> BRIEF: Output all records precisely as written.

-------- ENTRIES SHOWN --------

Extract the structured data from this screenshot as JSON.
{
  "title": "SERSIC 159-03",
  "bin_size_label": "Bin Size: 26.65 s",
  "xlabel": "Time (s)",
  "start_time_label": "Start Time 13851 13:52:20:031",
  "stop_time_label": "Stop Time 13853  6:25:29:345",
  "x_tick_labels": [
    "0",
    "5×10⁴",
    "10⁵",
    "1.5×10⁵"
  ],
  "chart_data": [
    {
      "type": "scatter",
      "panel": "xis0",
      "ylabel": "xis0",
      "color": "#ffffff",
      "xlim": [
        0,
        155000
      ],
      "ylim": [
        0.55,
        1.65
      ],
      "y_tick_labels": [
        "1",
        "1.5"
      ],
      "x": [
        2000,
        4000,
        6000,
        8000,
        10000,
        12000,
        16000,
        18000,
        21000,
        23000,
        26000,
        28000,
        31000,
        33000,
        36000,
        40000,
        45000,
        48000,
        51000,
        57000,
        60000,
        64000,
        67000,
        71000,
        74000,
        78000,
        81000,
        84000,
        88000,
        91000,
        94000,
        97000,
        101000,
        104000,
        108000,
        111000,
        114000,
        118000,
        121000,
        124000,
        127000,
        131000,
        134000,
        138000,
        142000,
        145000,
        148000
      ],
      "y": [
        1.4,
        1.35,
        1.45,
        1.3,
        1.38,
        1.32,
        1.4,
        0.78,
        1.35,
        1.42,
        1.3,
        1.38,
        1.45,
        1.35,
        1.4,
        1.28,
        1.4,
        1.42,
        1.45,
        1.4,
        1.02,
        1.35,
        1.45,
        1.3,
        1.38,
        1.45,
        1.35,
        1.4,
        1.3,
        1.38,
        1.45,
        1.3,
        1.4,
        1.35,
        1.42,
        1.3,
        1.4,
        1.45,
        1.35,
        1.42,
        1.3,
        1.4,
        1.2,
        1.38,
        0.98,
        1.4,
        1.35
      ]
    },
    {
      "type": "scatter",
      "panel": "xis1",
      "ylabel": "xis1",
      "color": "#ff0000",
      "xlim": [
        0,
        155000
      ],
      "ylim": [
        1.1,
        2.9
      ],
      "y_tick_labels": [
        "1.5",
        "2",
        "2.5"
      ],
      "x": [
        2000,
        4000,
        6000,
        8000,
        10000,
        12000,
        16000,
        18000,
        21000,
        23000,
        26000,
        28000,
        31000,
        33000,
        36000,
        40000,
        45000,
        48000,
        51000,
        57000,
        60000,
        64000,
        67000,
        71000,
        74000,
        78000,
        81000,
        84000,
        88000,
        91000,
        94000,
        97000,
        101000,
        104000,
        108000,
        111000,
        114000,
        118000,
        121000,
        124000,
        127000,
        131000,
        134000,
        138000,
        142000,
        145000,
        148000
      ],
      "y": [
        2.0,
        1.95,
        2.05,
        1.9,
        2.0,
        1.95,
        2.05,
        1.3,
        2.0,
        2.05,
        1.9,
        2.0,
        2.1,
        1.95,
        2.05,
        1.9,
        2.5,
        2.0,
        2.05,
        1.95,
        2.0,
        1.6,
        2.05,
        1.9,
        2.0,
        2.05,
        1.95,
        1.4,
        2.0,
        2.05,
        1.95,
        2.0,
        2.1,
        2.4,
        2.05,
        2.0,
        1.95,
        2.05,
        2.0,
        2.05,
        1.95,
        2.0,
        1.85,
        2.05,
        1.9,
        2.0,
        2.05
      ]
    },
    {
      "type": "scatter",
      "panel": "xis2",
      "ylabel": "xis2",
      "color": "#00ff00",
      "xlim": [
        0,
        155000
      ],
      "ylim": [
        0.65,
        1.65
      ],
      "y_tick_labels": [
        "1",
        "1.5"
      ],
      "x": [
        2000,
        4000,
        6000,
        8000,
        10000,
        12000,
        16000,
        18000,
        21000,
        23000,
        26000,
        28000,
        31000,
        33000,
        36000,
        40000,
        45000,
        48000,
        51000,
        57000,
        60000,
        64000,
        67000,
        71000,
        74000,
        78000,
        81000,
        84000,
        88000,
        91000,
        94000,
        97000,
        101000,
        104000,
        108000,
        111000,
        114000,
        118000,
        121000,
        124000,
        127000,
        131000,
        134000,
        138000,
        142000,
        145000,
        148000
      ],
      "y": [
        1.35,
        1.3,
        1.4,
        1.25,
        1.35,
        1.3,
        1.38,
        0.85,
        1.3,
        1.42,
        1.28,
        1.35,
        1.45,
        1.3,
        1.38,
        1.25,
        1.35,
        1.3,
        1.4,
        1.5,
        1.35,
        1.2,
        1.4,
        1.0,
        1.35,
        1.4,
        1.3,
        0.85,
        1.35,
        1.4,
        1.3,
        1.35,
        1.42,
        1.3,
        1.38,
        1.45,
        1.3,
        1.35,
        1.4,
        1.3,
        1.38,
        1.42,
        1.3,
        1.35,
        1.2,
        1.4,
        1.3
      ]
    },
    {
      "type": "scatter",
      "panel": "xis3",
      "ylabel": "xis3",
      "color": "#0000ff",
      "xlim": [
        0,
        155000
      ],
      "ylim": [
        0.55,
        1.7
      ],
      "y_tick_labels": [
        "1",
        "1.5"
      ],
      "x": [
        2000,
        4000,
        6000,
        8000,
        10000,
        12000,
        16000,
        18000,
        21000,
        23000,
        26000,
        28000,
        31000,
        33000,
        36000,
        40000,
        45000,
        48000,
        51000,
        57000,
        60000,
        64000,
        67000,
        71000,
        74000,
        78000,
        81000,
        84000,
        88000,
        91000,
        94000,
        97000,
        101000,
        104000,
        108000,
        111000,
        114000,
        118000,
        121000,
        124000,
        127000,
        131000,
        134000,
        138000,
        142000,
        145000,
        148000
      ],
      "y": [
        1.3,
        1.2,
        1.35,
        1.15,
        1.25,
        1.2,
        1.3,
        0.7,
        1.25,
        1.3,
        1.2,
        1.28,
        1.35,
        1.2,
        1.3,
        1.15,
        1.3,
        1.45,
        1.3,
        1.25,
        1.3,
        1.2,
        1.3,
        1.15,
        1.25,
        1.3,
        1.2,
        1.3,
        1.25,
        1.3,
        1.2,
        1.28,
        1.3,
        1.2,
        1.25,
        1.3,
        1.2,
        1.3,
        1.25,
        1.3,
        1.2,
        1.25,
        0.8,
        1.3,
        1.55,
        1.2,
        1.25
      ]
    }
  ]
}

--------

> RESPONSE TO THIS TASK:
Extract the structured data from this screenshot as JSON.
{
  "title": "SERSIC 159-03",
  "bin_size_label": "Bin Size: 26.65 s",
  "xlabel": "Time (s)",
  "start_time_label": "Start Time 13851 13:52:20:031",
  "stop_time_label": "Stop Time 13853  6:25:29:345",
  "x_tick_labels": [
    "0",
    "5×10⁴",
    "10⁵",
    "1.5×10⁵"
  ],
  "chart_data": [
    {
      "type": "scatter",
      "panel": "xis0",
      "ylabel": "xis0",
      "color": "#ffffff",
      "xlim": [
        0,
        155000
      ],
      "ylim": [
        0.55,
        1.65
      ],
      "y_tick_labels": [
        "1",
        "1.5"
      ],
      "x": [
        2000,
        4000,
        6000,
        8000,
        10000,
        12000,
        16000,
        18000,
        21000,
        23000,
        26000,
        28000,
        31000,
        33000,
        36000,
        40000,
        45000,
        48000,
        51000,
        57000,
        60000,
        64000,
        67000,
        71000,
        74000,
        78000,
        81000,
        84000,
        88000,
        91000,
        94000,
        97000,
        101000,
        104000,
        108000,
        111000,
        114000,
        118000,
        121000,
        124000,
        127000,
        131000,
        134000,
        138000,
        142000,
        145000,
        148000
      ],
      "y": [
        1.4,
        1.35,
        1.45,
        1.3,
        1.38,
        1.32,
        1.4,
        0.78,
        1.35,
        1.42,
        1.3,
        1.38,
        1.45,
        1.35,
        1.4,
        1.28,
        1.4,
        1.42,
        1.45,
        1.4,
        1.02,
        1.35,
        1.45,
        1.3,
        1.38,
        1.45,
        1.35,
        1.4,
        1.3,
        1.38,
        1.45,
        1.3,
        1.4,
        1.35,
        1.42,
        1.3,
        1.4,
        1.45,
        1.35,
        1.42,
        1.3,
        1.4,
        1.2,
        1.38,
        0.98,
        1.4,
        1.35
      ]
    },
    {
      "type": "scatter",
      "panel": "xis1",
      "ylabel": "xis1",
      "color": "#ff0000",
      "xlim": [
        0,
        155000
      ],
      "ylim": [
        1.1,
        2.9
      ],
      "y_tick_labels": [
        "1.5",
        "2",
        "2.5"
      ],
      "x": [
        2000,
        4000,
        6000,
        8000,
        10000,
        12000,
        16000,
        18000,
        21000,
        23000,
        26000,
        28000,
        31000,
        33000,
        36000,
        40000,
        45000,
        48000,
        51000,
        57000,
        60000,
        64000,
        67000,
        71000,
        74000,
        78000,
        81000,
        84000,
        88000,
        91000,
        94000,
        97000,
        101000,
        104000,
        108000,
        111000,
        114000,
        118000,
        121000,
        124000,
        127000,
        131000,
        134000,
        138000,
        142000,
        145000,
        148000
      ],
      "y": [
        2.0,
        1.95,
        2.05,
        1.9,
        2.0,
        1.95,
        2.05,
        1.3,
        2.0,
        2.05,
        1.9,
        2.0,
        2.1,
        1.95,
        2.05,
        1.9,
        2.5,
        2.0,
        2.05,
        1.95,
        2.0,
        1.6,
        2.05,
        1.9,
        2.0,
        2.05,
        1.95,
        1.4,
        2.0,
        2.05,
        1.95,
        2.0,
        2.1,
        2.4,
        2.05,
        2.0,
        1.95,
        2.05,
        2.0,
        2.05,
        1.95,
        2.0,
        1.85,
        2.05,
        1.9,
        2.0,
        2.05
      ]
    },
    {
      "type": "scatter",
      "panel": "xis2",
      "ylabel": "xis2",
      "color": "#00ff00",
      "xlim": [
        0,
        155000
      ],
      "ylim": [
        0.65,
        1.65
      ],
      "y_tick_labels": [
        "1",
        "1.5"
      ],
      "x": [
        2000,
        4000,
        6000,
        8000,
        10000,
        12000,
        16000,
        18000,
        21000,
        23000,
        26000,
        28000,
        31000,
        33000,
        36000,
        40000,
        45000,
        48000,
        51000,
        57000,
        60000,
        64000,
        67000,
        71000,
        74000,
        78000,
        81000,
        84000,
        88000,
        91000,
        94000,
        97000,
        101000,
        104000,
        108000,
        111000,
        114000,
        118000,
        121000,
        124000,
        127000,
        131000,
        134000,
        138000,
        142000,
        145000,
        148000
      ],
      "y": [
        1.35,
        1.3,
        1.4,
        1.25,
        1.35,
        1.3,
        1.38,
        0.85,
        1.3,
        1.42,
        1.28,
        1.35,
        1.45,
        1.3,
        1.38,
        1.25,
        1.35,
        1.3,
        1.4,
        1.5,
        1.35,
        1.2,
        1.4,
        1.0,
        1.35,
        1.4,
        1.3,
        0.85,
        1.35,
        1.4,
        1.3,
        1.35,
        1.42,
        1.3,
        1.38,
        1.45,
        1.3,
        1.35,
        1.4,
        1.3,
        1.38,
        1.42,
        1.3,
        1.35,
        1.2,
        1.4,
        1.3
      ]
    },
    {
      "type": "scatter",
      "panel": "xis3",
      "ylabel": "xis3",
      "color": "#0000ff",
      "xlim": [
        0,
        155000
      ],
      "ylim": [
        0.55,
        1.7
      ],
      "y_tick_labels": [
        "1",
        "1.5"
      ],
      "x": [
        2000,
        4000,
        6000,
        8000,
        10000,
        12000,
        16000,
        18000,
        21000,
        23000,
        26000,
        28000,
        31000,
        33000,
        36000,
        40000,
        45000,
        48000,
        51000,
        57000,
        60000,
        64000,
        67000,
        71000,
        74000,
        78000,
        81000,
        84000,
        88000,
        91000,
        94000,
        97000,
        101000,
        104000,
        108000,
        111000,
        114000,
        118000,
        121000,
        124000,
        127000,
        131000,
        134000,
        138000,
        142000,
        145000,
        148000
      ],
      "y": [
        1.3,
        1.2,
        1.35,
        1.15,
        1.25,
        1.2,
        1.3,
        0.7,
        1.25,
        1.3,
        1.2,
        1.28,
        1.35,
        1.2,
        1.3,
        1.15,
        1.3,
        1.45,
        1.3,
        1.25,
        1.3,
        1.2,
        1.3,
        1.15,
        1.25,
        1.3,
        1.2,
        1.3,
        1.25,
        1.3,
        1.2,
        1.28,
        1.3,
        1.2,
        1.25,
        1.3,
        1.2,
        1.3,
        1.25,
        1.3,
        1.2,
        1.25,
        0.8,
        1.3,
        1.55,
        1.2,
        1.25
      ]
    }
  ]
}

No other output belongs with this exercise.